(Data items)
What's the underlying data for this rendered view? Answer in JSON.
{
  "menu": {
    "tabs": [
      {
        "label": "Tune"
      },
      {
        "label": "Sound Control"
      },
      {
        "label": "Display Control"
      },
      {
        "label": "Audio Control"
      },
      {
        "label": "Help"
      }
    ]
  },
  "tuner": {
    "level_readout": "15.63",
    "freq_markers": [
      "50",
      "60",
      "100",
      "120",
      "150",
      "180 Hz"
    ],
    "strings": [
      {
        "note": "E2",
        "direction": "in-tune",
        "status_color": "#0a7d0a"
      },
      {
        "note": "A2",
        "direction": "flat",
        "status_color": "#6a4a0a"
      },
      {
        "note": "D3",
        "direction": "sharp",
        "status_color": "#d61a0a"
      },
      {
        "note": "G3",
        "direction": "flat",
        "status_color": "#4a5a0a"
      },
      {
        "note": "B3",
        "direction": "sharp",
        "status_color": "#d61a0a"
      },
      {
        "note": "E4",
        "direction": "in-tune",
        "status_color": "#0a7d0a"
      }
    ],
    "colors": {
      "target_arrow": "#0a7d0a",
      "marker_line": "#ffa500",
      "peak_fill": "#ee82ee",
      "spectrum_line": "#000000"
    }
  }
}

GIVEN EXERCISE - Print every record above exactly as written.

FINAL RESULT -
What's the underlying data for this rendered view? Answer in JSON.
{
  "menu": {
    "tabs": [
      {
        "label": "Tune"
      },
      {
        "label": "Sound Control"
      },
      {
        "label": "Display Control"
      },
      {
        "label": "Audio Control"
      },
      {
        "label": "Help"
      }
    ]
  },
  "tuner": {
    "level_readout": "15.63",
    "freq_markers": [
      "50",
      "60",
      "100",
      "120",
      "150",
      "180 Hz"
    ],
    "strings": [
      {
        "note": "E2",
        "direction": "in-tune",
        "status_color": "#0a7d0a"
      },
      {
        "note": "A2",
        "direction": "flat",
        "status_color": "#6a4a0a"
      },
      {
        "note": "D3",
        "direction": "sharp",
        "status_color": "#d61a0a"
      },
      {
        "note": "G3",
        "direction": "flat",
        "status_color": "#4a5a0a"
      },
      {
        "note": "B3",
        "direction": "sharp",
        "status_color": "#d61a0a"
      },
      {
        "note": "E4",
        "direction": "in-tune",
        "status_color": "#0a7d0a"
      }
    ],
    "colors": {
      "target_arrow": "#0a7d0a",
      "marker_line": "#ffa500",
      "peak_fill": "#ee82ee",
      "spectrum_line": "#000000"
    }
  }
}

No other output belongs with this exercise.